**FRAGMENTO DEL TEXTO:**

Distintos modelos climáticos internacionales detectaron señales tempranas de un posible nuevo episodio del fenómeno El Niño que podría desarrollarse durante 2026 y alcanzar una intensidad muy elevada hacia 2027. Así lo determinaron los expertos del Centro Europeo de Previsiones Meteorológicas a Medio Plazo y de la Administración Nacional Oceánica y Atmosférica de Estados Unidos (NOAA), en informes recientes.
Alertan sobre un posible “Súper El Niño” entre 2026 y 2027: qué impacto podría tener en Santa Fe
Expertos advierten el riesgo de temperaturas récord, eventos meteorológicos extremos y un giro decisivo en la dinámica de precipitaciones del Cono Sur. En la ciudad siguen de cerca la evolución del fenómeno. El peor antecedente del sistema Paraná, la inundación de 1982-’83.

En los escenarios más extremos, los especialistas advierten sobre la posibilidad de un “Súper El Niño”, un evento poco frecuente asociado a un calentamiento anómalo del océano Pacífico ecuatorial superior a los +2 °C. De confirmarse esa tendencia, podría provocar temperaturas récord y una mayor frecuencia de fenómenos meteorológicos extremos en distintas regiones del planeta.

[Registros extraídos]
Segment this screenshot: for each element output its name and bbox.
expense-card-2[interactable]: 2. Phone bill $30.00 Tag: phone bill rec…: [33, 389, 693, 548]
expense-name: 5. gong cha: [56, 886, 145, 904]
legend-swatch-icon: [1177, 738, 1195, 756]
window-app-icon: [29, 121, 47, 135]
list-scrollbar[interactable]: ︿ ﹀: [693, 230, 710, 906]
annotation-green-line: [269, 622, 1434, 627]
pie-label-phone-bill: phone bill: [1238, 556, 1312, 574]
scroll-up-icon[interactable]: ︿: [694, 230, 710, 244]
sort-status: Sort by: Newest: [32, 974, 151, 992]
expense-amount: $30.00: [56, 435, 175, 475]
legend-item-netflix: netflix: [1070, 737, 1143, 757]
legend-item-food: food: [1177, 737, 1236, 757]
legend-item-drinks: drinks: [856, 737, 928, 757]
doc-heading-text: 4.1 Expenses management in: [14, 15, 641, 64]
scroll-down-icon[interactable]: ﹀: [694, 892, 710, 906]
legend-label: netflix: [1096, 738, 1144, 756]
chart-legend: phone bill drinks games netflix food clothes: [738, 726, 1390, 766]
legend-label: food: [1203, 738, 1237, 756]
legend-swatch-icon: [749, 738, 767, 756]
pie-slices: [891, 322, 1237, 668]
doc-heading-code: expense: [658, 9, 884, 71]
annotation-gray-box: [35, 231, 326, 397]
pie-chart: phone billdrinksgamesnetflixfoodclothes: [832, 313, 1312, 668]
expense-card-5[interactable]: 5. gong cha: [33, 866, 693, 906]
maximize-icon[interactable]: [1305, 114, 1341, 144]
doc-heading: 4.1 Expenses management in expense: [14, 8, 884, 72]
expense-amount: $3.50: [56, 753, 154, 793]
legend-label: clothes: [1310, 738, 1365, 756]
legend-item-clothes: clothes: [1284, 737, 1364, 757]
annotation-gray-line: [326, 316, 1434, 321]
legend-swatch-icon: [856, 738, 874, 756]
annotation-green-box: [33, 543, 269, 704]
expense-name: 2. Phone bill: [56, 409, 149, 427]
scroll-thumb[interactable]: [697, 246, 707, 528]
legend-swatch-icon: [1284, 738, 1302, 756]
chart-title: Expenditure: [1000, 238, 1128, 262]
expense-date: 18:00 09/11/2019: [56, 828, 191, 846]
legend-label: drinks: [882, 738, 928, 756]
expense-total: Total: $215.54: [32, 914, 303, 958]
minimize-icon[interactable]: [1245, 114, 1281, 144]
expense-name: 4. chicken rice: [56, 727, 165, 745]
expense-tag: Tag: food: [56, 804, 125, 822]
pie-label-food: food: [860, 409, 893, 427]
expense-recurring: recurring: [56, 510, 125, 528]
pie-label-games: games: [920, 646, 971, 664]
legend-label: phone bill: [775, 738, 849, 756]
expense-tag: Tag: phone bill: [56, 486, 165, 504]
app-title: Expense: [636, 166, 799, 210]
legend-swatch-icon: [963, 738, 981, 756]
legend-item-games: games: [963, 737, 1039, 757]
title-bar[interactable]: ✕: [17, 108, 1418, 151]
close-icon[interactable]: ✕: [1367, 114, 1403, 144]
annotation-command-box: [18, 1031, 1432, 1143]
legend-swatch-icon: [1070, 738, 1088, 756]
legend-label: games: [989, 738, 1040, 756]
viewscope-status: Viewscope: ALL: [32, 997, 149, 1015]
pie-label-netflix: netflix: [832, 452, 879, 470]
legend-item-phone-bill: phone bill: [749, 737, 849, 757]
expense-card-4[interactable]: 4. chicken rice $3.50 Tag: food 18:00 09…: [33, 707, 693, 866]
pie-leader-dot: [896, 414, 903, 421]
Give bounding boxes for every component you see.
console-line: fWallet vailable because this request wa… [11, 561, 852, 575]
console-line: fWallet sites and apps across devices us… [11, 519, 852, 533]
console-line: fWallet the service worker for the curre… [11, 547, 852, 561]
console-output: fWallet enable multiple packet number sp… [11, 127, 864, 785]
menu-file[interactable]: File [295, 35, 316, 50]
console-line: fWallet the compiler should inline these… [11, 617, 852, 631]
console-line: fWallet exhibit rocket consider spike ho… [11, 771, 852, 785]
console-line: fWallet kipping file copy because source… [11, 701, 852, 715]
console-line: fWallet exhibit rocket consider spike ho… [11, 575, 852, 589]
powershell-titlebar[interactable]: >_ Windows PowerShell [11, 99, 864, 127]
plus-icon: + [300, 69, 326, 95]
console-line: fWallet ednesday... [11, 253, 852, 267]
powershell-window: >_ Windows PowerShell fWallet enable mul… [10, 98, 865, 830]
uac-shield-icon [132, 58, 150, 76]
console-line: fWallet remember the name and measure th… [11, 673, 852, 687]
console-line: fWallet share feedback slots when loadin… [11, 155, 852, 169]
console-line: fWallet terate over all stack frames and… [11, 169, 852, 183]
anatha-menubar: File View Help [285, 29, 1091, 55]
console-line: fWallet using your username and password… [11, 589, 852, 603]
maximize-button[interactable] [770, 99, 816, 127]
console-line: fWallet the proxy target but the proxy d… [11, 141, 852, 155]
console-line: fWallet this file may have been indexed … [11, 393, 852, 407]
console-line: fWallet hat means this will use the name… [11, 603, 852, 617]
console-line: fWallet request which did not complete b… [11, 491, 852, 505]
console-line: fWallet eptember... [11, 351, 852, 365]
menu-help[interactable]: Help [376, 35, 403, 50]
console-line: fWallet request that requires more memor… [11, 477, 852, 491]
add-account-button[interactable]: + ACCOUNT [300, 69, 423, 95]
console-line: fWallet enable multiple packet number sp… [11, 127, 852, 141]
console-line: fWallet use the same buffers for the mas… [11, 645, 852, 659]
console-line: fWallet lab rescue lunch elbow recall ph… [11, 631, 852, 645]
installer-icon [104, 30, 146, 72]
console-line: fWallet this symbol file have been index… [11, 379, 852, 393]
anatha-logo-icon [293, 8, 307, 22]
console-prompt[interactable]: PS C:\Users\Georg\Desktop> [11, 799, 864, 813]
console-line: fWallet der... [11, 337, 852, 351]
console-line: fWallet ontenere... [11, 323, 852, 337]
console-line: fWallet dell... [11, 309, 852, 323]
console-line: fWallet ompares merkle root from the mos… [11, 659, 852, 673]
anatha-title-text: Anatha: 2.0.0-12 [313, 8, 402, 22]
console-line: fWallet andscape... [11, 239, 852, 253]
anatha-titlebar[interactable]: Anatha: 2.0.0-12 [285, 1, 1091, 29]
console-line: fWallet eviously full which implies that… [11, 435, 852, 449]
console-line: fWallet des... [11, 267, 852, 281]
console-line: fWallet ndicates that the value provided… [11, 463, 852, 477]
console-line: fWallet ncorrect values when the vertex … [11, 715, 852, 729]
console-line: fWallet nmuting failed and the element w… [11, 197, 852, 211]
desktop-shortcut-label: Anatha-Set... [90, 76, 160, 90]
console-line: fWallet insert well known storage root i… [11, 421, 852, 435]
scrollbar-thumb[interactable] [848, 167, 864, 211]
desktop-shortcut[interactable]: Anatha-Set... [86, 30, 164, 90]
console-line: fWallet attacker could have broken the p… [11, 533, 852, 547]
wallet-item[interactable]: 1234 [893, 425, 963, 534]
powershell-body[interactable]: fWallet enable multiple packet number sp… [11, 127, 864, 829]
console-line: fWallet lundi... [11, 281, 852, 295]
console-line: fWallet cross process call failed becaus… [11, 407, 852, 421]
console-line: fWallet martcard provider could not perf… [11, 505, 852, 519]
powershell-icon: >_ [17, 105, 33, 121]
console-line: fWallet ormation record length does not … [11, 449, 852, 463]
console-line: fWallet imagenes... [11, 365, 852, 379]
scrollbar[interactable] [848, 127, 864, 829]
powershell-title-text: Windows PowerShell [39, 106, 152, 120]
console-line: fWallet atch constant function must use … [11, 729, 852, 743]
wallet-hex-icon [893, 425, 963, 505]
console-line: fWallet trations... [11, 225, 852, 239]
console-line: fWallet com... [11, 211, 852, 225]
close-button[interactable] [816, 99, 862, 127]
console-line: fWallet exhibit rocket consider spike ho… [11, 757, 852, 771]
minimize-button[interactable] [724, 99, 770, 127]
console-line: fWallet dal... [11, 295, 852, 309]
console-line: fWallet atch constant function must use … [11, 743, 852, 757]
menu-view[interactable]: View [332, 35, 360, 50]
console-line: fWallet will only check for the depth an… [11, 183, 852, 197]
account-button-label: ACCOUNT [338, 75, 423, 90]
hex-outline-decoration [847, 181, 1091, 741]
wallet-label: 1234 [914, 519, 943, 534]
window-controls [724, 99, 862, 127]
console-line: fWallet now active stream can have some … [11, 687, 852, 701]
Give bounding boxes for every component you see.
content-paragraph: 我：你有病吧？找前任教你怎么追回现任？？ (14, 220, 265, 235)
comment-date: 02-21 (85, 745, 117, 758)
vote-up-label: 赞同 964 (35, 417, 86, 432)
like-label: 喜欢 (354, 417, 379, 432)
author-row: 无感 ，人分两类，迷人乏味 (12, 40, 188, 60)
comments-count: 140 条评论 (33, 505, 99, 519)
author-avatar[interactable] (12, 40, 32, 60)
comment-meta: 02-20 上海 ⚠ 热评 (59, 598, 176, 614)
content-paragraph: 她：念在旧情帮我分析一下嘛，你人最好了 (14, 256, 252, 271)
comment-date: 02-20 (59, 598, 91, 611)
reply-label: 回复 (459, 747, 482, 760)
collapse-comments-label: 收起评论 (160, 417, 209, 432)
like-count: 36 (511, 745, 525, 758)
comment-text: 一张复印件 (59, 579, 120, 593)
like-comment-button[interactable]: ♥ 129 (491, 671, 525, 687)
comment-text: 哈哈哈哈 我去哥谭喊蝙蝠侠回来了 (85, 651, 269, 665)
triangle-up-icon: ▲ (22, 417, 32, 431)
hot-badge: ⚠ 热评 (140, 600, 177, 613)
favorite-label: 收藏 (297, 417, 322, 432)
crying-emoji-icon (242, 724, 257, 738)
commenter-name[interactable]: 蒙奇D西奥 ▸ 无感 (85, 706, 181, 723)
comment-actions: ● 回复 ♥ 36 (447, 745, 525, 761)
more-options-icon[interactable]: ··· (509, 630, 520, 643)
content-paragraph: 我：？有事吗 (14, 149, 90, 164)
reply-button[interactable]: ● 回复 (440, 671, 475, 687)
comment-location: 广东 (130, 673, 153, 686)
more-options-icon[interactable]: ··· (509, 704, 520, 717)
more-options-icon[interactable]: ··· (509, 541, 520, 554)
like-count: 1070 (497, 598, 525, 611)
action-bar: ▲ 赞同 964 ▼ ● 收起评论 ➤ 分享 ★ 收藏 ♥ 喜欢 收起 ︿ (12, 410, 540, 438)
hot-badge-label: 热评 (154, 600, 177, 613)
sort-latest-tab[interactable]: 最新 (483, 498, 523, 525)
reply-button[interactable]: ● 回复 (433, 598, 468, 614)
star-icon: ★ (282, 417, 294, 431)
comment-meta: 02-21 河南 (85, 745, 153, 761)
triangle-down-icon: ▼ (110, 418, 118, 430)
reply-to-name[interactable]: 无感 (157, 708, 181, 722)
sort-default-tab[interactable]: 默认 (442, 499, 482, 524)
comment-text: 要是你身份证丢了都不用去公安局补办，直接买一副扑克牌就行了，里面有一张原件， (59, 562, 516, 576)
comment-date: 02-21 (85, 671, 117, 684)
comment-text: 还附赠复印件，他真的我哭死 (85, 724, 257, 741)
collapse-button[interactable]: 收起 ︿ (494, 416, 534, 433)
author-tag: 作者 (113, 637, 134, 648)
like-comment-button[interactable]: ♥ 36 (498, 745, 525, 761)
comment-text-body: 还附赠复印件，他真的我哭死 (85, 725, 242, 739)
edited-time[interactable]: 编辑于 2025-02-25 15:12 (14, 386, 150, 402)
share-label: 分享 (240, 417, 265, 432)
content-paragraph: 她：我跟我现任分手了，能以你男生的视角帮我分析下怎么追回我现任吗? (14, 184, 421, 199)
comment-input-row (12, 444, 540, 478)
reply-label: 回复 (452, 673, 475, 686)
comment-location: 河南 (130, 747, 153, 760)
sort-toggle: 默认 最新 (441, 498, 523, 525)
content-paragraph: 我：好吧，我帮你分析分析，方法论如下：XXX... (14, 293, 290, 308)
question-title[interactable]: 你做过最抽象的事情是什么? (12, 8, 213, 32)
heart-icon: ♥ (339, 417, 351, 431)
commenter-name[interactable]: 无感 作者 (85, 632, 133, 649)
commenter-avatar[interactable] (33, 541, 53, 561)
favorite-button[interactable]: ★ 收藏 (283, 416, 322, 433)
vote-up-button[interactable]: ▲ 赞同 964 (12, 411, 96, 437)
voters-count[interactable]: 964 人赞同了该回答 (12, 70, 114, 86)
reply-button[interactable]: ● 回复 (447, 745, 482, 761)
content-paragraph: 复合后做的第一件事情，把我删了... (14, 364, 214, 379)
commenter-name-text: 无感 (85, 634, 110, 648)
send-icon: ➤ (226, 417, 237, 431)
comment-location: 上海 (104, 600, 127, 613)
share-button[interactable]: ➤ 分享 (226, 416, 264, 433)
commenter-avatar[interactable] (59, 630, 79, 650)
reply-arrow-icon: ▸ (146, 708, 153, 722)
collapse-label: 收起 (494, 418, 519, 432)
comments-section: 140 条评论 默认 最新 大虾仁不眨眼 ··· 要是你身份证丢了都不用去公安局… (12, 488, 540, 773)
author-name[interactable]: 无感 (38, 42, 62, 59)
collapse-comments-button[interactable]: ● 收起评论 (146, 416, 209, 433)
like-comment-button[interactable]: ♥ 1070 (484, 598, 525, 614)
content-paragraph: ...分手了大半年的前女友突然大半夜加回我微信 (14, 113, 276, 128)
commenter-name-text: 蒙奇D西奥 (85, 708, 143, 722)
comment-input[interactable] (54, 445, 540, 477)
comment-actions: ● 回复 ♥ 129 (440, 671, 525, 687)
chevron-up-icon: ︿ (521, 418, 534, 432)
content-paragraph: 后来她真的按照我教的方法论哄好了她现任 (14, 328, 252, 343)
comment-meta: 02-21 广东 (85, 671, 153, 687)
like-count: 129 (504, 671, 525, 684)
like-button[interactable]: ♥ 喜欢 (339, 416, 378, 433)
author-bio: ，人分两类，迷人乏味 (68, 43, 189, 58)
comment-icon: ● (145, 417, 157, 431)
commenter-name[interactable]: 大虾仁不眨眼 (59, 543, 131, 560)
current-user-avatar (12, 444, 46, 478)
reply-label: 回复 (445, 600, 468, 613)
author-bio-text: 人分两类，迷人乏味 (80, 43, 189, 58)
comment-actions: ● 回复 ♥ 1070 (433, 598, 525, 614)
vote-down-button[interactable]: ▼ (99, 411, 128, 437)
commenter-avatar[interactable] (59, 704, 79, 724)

**CONSIGNA DE TRABAJO A:** Indica si cada afirmación concuerda con la nota sobre El Niño: (i) el "Súper El Niño" se asocia a un calentamiento del Pacífico ecuatorial superior a los +2 °C; (ii) el posible episodio podría alcanzar una intensidad muy elevada hacia 2027; (iii) el peor antecedente del sistema Paraná fue la inundación de 1992. Responde sí o no y cita las palabras de la nota que lo deciden.
**CONSIGNA DE TRABAJO B:** Transcribe de la nota sobre El Niño todo lo que va desde "Distintos modelos climáticos" hasta "inundación de 1982-’83.", ambos incluidos.
**CONSIGNA DE TRABAJO C:** Enumera todos los riesgos que menciona la oración de la nota sobre El Niño que empieza con "Expertos advierten el riesgo de".

**RESULTADO DEL EJERCICIO A:**
(i) Sí: "un calentamiento anómalo del océano Pacífico ecuatorial superior a los +2 °C".
(ii) Sí: "alcanzar una intensidad muy elevada hacia 2027".
(iii) No: "El peor antecedente del sistema Paraná, la inundación de 1982-’83."

**RESULTADO DEL EJERCICIO B:**
Distintos modelos climáticos internacionales detectaron señales tempranas de un posible nuevo episodio del fenómeno El Niño que podría desarrollarse durante 2026 y alcanzar una intensidad muy elevada hacia 2027. Así lo determinaron los expertos del Centro Europeo de Previsiones Meteorológicas a Medio Plazo y de la Administración Nacional Oceánica y Atmosférica de Estados Unidos (NOAA), en informes recientes.
Alertan sobre un posible “Súper El Niño” entre 2026 y 2027: qué impacto podría tener en Santa Fe
Expertos advierten el riesgo de temperaturas récord, eventos meteorológicos extremos y un giro decisivo en la dinámica de precipitaciones del Cono Sur. En la ciudad siguen de cerca la evolución del fenómeno. El peor antecedente del sistema Paraná, la inundación de 1982-’83.

**RESULTADO DEL EJERCICIO C:**
- temperaturas récord
- eventos meteorológicos extremos
- un giro decisivo en la dinámica de precipitaciones del Cono Sur